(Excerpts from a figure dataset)
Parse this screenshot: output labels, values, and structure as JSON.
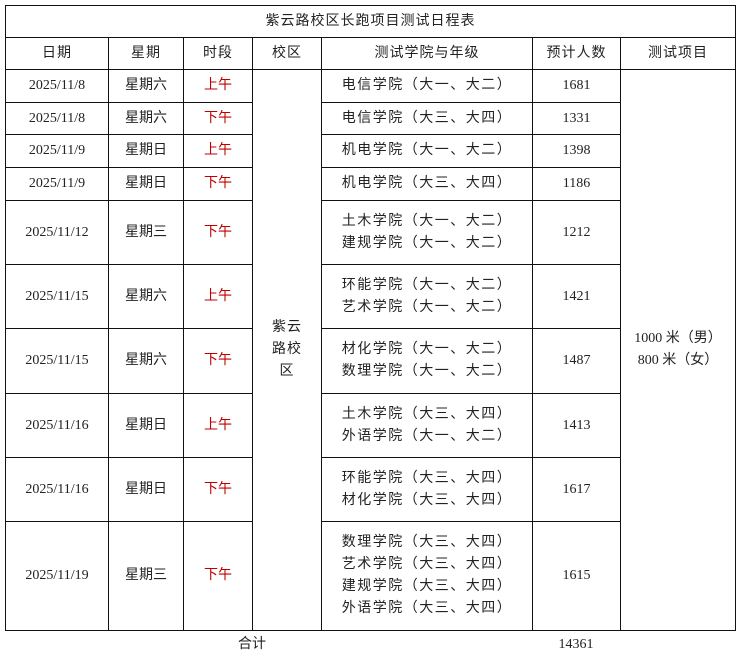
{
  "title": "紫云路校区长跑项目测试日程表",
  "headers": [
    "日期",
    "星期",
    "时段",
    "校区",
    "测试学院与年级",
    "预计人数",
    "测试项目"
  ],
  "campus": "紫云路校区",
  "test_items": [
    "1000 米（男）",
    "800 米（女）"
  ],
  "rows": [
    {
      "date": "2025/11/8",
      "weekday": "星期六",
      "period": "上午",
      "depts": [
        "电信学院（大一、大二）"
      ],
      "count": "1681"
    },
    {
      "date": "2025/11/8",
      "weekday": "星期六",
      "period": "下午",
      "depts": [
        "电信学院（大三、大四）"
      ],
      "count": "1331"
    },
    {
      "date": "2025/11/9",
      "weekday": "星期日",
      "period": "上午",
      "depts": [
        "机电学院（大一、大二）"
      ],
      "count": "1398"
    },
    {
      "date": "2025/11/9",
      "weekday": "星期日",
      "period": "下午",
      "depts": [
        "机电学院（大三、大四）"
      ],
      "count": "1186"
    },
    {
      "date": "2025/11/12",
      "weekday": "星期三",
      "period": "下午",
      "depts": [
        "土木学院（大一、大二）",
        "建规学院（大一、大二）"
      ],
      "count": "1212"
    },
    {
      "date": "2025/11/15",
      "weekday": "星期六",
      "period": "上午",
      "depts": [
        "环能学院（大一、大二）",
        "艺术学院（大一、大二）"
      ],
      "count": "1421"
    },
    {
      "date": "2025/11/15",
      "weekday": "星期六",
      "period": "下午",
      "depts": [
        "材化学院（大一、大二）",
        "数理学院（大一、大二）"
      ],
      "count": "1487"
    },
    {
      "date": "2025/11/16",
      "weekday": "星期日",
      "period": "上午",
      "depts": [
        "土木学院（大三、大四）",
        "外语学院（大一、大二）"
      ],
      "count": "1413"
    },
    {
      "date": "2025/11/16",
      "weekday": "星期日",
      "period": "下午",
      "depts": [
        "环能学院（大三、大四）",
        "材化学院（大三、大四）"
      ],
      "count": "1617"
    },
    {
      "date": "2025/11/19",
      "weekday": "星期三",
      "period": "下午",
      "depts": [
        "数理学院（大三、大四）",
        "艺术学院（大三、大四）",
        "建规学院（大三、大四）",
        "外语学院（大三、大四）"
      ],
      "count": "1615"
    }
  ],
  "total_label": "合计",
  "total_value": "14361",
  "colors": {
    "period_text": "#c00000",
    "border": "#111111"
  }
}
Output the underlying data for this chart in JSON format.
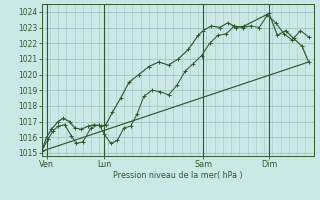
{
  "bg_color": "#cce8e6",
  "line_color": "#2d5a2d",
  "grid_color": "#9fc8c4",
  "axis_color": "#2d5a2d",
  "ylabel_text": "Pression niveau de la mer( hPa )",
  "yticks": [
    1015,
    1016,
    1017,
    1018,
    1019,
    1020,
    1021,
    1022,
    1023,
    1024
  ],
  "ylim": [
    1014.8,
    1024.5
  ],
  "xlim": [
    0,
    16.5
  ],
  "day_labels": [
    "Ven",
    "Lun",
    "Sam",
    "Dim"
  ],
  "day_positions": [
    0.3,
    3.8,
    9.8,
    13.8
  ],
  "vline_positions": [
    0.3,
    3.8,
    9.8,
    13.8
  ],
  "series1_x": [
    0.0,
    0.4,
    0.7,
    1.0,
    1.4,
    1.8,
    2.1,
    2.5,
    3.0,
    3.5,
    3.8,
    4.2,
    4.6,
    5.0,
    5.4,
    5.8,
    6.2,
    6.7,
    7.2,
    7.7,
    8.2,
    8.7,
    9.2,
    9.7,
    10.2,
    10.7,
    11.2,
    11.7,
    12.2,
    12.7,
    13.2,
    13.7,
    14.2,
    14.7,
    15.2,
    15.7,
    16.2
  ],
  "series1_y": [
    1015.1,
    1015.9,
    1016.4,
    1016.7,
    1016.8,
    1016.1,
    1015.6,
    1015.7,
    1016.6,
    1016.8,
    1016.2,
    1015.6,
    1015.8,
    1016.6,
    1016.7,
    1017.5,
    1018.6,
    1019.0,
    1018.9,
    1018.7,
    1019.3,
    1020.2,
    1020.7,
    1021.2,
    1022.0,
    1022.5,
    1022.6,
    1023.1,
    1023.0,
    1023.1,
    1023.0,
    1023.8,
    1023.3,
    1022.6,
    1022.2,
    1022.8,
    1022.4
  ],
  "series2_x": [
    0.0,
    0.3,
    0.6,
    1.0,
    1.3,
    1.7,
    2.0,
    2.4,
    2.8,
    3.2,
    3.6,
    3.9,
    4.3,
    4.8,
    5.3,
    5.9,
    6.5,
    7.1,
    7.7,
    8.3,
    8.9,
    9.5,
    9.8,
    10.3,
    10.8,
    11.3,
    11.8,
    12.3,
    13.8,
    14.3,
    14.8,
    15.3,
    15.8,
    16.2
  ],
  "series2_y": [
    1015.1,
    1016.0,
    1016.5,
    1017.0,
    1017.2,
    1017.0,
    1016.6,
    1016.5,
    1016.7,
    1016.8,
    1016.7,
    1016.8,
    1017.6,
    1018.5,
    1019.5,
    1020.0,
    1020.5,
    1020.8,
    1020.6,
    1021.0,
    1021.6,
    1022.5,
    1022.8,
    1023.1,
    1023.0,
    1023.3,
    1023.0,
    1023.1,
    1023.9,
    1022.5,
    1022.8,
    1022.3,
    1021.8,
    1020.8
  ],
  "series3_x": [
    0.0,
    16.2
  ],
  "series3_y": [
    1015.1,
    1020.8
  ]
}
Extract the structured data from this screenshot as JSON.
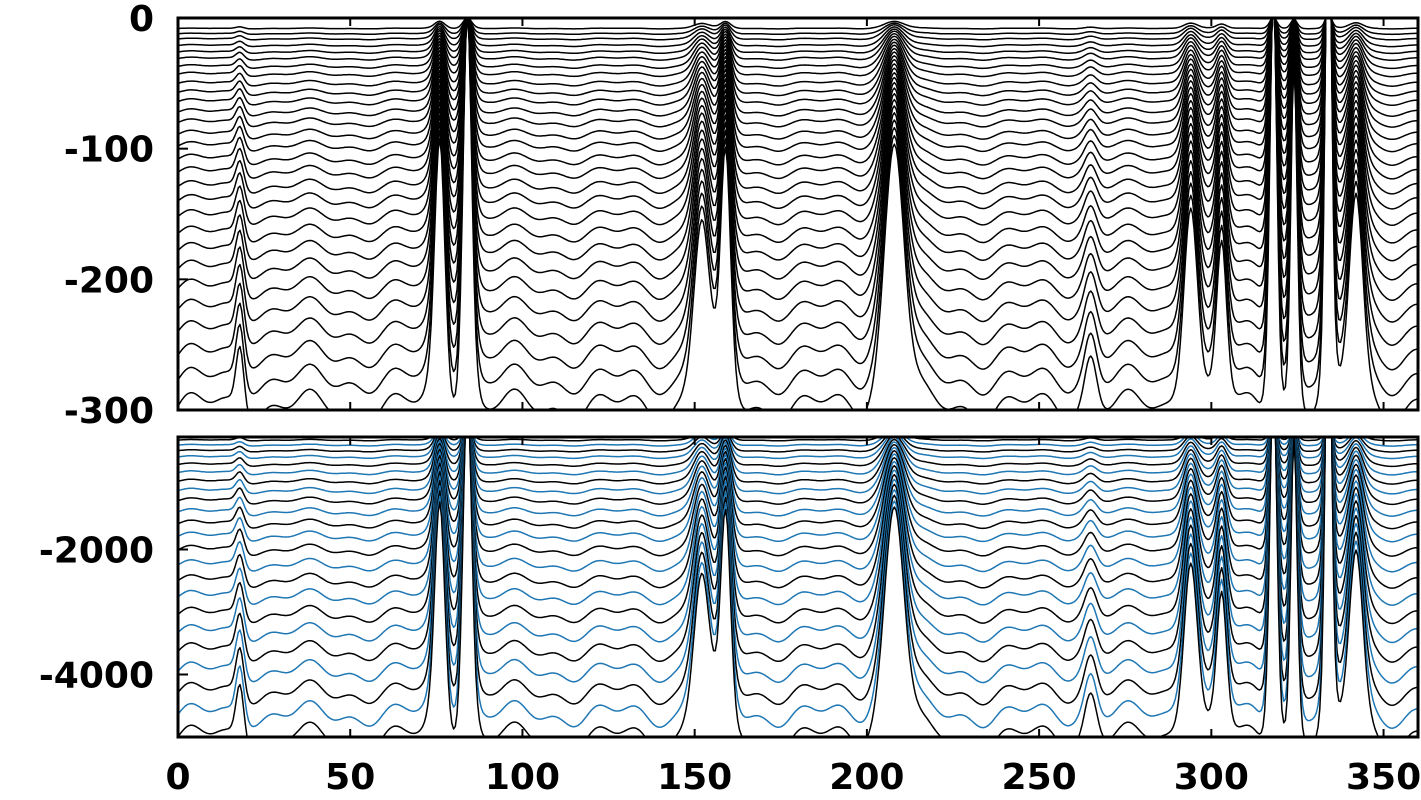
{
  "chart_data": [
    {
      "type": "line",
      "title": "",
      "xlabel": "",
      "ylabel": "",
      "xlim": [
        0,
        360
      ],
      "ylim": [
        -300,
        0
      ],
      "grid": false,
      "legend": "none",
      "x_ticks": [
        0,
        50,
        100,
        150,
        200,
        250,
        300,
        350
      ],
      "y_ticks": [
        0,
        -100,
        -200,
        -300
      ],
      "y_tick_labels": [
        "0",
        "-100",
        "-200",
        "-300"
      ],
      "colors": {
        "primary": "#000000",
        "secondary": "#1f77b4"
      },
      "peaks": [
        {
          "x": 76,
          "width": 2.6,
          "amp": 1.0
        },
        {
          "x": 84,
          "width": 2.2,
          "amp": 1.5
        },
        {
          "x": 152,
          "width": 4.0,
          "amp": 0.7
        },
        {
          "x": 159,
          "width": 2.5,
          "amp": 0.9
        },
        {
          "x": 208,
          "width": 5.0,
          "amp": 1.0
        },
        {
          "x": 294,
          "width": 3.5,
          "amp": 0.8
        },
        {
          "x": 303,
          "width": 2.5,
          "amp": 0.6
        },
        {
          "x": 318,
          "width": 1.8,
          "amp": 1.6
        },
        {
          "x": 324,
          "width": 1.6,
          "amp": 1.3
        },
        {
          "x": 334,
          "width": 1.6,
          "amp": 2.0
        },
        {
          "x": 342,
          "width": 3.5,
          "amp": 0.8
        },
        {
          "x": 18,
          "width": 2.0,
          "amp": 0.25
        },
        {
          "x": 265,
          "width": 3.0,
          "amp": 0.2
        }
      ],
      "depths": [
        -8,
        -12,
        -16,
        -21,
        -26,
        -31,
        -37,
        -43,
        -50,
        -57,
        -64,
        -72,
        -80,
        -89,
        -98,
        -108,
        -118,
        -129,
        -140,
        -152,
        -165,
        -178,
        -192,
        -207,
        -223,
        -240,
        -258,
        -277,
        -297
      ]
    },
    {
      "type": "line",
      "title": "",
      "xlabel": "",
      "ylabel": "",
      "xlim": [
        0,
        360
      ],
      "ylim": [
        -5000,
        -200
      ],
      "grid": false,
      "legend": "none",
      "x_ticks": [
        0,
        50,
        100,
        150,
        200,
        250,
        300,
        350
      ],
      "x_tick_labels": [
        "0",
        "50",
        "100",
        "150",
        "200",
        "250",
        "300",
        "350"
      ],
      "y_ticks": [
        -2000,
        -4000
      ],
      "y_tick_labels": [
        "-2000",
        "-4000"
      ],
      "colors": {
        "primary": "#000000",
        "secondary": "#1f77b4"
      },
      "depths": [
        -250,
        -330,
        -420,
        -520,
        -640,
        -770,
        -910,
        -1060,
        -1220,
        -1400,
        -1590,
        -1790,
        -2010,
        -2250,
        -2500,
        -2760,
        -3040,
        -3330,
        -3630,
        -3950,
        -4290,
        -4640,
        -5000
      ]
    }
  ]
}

* * *

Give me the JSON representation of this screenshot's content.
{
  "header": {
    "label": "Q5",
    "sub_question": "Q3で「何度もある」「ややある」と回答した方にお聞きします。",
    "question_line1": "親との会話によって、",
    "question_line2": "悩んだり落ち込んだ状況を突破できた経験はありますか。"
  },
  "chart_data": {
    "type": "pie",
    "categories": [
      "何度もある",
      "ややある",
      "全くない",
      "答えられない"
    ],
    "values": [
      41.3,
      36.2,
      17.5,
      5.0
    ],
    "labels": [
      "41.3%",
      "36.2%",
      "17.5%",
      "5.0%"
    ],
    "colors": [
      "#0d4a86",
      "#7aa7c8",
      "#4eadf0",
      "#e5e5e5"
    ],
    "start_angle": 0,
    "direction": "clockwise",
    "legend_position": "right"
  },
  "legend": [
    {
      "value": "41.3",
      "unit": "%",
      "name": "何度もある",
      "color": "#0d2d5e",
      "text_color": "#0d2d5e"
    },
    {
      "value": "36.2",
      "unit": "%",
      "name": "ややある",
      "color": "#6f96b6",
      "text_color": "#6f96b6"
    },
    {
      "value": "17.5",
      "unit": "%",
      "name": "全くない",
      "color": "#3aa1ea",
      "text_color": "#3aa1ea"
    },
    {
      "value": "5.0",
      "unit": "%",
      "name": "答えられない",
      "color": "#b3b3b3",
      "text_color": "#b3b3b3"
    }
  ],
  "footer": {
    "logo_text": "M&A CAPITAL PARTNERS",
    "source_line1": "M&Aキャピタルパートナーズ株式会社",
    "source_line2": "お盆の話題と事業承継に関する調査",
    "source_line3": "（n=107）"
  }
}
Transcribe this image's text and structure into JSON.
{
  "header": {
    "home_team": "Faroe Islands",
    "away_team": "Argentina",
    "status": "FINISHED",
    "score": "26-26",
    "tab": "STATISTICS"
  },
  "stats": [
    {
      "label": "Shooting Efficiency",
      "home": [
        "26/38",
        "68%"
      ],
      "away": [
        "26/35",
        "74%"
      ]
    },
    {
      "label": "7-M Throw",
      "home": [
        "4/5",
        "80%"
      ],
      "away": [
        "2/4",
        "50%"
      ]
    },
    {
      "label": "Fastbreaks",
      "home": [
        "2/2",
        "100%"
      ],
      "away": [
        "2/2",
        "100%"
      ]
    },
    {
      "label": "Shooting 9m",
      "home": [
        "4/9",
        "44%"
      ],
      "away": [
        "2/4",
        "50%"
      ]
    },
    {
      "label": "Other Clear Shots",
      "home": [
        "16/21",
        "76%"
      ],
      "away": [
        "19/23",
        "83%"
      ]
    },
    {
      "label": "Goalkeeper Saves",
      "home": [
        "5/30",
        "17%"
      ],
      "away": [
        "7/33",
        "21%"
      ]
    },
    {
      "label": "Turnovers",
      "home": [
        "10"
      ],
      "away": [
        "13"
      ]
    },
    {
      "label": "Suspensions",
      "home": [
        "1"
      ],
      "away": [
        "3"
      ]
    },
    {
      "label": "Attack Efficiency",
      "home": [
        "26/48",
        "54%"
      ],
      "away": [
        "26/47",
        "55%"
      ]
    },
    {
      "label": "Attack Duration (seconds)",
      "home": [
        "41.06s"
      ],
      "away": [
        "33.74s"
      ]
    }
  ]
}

* * *

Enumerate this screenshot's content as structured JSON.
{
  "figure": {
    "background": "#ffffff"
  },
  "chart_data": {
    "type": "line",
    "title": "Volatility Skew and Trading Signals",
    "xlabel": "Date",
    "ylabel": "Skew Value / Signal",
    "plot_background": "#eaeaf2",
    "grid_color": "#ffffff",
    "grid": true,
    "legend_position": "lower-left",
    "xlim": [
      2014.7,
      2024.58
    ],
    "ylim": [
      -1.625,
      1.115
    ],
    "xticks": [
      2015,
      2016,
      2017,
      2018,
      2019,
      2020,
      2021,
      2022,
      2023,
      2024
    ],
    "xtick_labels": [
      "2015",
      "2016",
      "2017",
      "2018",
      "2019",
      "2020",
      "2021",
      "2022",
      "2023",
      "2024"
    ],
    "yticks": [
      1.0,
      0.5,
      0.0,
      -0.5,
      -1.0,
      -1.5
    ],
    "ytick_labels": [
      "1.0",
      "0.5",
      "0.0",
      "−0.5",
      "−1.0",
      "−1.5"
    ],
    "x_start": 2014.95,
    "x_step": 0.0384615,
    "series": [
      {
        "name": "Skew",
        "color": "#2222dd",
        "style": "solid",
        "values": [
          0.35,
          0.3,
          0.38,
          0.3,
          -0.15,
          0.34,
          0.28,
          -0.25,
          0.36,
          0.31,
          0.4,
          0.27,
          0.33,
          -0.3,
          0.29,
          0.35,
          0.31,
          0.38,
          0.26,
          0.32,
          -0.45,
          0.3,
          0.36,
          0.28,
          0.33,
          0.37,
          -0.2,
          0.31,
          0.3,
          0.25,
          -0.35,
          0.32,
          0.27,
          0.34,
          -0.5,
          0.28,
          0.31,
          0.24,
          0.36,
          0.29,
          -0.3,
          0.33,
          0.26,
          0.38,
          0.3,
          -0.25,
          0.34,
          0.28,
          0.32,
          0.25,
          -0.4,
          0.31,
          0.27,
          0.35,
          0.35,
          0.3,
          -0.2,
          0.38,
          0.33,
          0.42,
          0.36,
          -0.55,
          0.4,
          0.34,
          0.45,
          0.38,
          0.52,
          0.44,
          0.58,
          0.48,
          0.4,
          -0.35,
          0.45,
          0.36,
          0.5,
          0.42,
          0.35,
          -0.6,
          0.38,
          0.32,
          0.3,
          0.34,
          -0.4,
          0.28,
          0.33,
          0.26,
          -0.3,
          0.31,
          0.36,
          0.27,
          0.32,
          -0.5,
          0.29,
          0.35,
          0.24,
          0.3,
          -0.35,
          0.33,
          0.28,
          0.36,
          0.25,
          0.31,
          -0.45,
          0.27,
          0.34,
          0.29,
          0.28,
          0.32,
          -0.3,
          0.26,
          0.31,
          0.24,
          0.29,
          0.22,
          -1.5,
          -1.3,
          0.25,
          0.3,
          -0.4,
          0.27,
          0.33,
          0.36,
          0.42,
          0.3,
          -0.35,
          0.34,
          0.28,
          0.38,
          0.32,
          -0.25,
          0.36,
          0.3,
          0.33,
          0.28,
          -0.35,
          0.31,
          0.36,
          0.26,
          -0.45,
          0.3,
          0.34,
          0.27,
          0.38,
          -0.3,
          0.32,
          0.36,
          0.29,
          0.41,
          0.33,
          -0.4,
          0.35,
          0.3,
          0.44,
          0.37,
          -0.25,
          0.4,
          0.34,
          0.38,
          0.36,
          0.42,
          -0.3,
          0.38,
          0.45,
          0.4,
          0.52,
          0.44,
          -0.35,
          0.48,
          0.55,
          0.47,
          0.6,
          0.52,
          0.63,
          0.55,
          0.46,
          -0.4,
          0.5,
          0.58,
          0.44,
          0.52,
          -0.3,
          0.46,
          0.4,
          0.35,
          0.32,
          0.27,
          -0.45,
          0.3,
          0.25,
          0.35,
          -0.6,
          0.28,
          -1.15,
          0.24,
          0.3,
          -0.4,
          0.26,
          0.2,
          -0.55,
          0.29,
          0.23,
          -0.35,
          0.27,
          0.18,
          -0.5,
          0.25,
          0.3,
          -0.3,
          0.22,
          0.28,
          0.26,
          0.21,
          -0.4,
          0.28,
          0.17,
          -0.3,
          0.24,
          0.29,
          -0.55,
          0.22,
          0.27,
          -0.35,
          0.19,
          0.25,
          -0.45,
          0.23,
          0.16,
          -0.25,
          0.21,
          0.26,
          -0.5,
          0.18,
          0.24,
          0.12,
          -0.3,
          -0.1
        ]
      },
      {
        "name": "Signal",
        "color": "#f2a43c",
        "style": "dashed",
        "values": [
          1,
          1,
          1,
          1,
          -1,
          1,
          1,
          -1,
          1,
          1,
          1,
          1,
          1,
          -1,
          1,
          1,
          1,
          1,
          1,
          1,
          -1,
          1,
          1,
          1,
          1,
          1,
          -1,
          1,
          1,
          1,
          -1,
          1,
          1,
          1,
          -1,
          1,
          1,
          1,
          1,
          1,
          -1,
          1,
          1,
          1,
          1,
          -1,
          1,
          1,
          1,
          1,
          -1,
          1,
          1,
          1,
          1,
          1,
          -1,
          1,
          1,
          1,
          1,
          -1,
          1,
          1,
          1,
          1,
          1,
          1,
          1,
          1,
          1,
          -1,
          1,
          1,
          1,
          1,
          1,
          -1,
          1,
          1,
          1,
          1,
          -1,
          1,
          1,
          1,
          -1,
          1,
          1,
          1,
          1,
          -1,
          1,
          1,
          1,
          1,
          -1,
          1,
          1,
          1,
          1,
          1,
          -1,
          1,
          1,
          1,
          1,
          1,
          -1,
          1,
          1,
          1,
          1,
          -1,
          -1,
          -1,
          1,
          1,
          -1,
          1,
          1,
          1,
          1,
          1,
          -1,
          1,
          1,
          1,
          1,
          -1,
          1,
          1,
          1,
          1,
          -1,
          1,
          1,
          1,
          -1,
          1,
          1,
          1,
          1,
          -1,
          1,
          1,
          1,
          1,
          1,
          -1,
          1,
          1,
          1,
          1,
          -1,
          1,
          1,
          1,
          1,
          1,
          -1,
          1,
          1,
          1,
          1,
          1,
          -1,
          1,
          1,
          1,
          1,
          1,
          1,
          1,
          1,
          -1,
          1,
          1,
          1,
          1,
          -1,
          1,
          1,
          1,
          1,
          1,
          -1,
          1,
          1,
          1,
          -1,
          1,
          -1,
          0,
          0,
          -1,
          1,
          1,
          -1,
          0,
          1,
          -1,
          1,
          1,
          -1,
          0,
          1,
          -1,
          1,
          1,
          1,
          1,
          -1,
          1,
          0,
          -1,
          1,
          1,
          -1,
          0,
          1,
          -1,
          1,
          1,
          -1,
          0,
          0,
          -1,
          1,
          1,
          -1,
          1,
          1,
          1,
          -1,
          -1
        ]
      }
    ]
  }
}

• _Task brief_
Filter the data, keeping only the lines that contain "ややある".

• _Problem solution_
    "sub_question": "Q3で「何度もある」「ややある」と回答した方にお聞きします。",
      "ややある",
      "name": "ややある",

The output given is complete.